++++ Dataset entries ++++

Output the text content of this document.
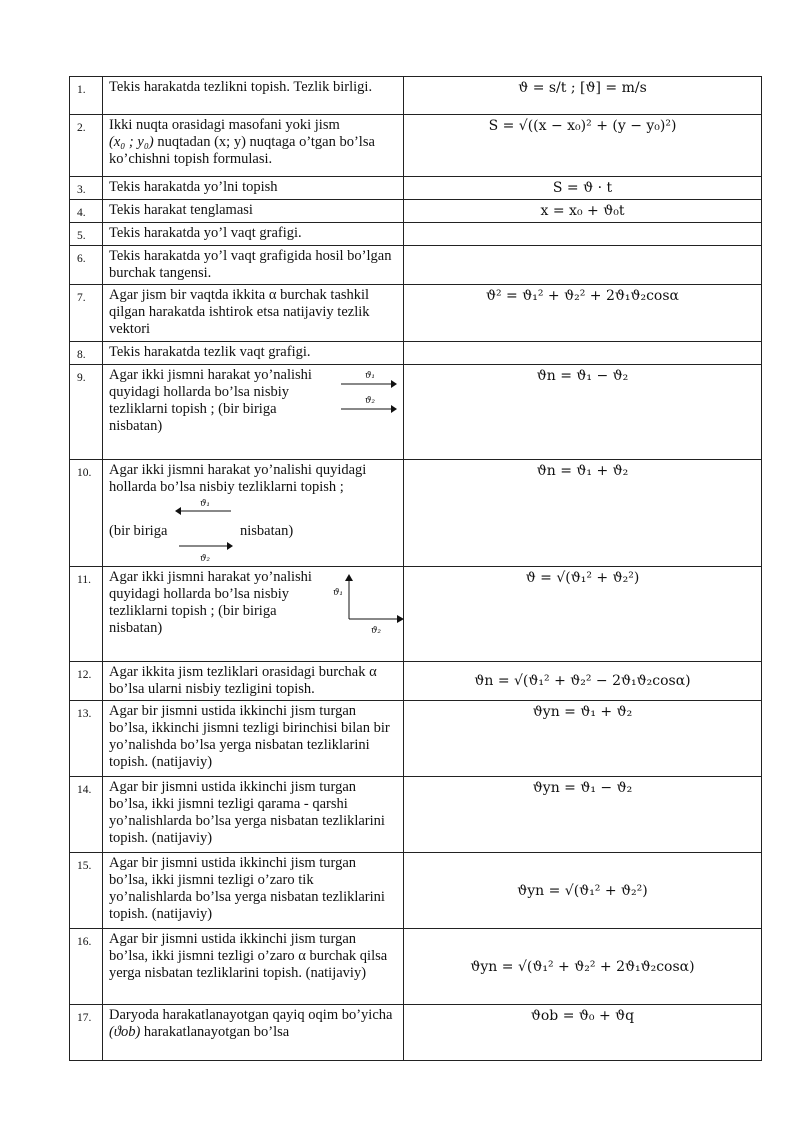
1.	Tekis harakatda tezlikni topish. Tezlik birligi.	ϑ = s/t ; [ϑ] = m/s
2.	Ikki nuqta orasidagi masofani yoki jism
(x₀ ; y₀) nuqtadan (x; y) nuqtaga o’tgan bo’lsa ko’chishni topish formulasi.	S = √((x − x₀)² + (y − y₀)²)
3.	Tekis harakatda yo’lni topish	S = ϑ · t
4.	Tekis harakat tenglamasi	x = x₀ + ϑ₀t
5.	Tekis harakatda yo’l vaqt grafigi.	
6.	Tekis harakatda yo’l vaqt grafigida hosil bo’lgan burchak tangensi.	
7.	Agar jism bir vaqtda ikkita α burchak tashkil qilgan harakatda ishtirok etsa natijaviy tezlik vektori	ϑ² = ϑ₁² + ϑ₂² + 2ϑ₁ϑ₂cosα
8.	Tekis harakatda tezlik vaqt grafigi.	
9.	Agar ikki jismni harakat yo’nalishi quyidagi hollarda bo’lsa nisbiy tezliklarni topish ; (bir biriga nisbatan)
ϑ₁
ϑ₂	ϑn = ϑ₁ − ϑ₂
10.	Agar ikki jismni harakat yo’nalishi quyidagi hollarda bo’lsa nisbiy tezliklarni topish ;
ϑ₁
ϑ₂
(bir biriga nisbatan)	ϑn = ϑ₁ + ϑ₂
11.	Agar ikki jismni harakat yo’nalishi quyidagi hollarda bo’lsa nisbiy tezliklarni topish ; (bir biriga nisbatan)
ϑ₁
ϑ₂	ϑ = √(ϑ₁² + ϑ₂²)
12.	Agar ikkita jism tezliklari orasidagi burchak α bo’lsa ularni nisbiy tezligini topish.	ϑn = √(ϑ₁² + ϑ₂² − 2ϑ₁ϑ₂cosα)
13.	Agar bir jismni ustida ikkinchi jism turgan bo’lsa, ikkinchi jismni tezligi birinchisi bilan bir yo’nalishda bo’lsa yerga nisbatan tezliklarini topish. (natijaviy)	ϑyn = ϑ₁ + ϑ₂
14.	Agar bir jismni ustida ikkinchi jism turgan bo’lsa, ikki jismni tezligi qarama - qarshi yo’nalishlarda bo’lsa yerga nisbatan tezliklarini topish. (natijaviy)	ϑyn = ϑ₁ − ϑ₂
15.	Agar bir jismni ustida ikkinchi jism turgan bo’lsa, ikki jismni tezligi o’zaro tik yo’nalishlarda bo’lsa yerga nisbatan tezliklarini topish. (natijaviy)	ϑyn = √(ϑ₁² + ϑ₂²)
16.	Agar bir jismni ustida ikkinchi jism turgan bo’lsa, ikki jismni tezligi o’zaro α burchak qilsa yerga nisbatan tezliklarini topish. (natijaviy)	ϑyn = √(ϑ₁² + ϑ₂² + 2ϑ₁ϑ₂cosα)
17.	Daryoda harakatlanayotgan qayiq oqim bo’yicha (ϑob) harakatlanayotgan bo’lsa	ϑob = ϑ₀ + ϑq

++++
++++ Dataset entries ++++

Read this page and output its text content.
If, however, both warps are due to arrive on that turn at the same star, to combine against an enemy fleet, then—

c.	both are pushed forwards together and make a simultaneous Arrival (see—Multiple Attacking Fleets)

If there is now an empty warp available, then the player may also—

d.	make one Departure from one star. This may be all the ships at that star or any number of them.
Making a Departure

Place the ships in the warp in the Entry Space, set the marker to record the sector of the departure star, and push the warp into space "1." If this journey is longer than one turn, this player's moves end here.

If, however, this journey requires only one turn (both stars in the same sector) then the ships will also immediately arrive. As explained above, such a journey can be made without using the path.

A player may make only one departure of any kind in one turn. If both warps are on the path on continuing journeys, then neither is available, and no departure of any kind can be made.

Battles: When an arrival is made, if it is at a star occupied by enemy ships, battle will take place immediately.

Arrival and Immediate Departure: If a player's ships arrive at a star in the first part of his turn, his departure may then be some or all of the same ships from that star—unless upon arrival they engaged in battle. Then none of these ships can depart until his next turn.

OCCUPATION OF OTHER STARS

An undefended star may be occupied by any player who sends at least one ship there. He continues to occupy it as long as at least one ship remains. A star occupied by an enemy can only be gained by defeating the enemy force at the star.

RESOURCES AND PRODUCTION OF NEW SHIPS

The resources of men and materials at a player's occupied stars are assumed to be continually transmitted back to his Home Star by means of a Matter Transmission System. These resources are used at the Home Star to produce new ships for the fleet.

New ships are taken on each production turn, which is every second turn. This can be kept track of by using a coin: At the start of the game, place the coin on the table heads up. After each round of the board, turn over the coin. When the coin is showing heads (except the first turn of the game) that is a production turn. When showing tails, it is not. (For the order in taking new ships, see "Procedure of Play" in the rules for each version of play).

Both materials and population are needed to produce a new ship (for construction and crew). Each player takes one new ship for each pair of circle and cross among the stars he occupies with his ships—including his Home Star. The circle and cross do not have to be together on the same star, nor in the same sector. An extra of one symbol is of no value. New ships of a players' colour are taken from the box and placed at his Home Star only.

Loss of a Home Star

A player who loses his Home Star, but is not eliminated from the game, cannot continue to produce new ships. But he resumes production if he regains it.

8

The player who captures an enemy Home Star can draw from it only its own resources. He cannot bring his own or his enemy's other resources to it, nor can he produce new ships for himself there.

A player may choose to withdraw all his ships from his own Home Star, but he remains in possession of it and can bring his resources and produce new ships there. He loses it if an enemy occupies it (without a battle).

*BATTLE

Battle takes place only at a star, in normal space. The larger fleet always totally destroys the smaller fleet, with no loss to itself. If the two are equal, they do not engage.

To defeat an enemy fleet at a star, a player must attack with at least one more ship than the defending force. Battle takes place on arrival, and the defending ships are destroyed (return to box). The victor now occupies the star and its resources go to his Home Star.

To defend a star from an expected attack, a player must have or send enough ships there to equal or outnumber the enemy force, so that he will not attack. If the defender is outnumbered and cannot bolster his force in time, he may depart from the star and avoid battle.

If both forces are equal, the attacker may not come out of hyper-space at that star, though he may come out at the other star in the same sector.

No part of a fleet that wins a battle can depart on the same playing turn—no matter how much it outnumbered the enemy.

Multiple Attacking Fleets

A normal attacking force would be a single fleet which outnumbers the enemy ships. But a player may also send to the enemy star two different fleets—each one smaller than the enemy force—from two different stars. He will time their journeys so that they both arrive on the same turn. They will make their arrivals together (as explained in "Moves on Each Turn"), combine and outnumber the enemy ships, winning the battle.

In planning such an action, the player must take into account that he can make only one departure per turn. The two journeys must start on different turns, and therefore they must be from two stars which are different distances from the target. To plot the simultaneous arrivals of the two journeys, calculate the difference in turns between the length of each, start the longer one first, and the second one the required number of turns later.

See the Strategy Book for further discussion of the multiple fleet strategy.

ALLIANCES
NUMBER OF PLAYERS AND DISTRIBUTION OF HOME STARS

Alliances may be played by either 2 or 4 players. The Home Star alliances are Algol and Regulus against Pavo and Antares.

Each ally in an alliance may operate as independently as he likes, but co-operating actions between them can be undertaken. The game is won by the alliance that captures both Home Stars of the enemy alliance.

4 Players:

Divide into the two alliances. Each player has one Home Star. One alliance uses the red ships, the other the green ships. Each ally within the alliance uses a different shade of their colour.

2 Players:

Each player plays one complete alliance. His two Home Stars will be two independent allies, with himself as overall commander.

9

++++

> _Stated goal_:
Return all the lines that contain the string "simultaneous".

> _Correct output_:
c.	both are pushed forwards together and make a simultaneous Arrival (see—Multiple Attacking Fleets)
In planning such an action, the player must take into account that he can make only one departure per turn. The two journeys must start on different turns, and therefore they must be from two stars which are different distances from the target. To plot the simultaneous arrivals of the two journeys, calculate the difference in turns between the length of each, start the longer one first, and the second one the required number of turns later.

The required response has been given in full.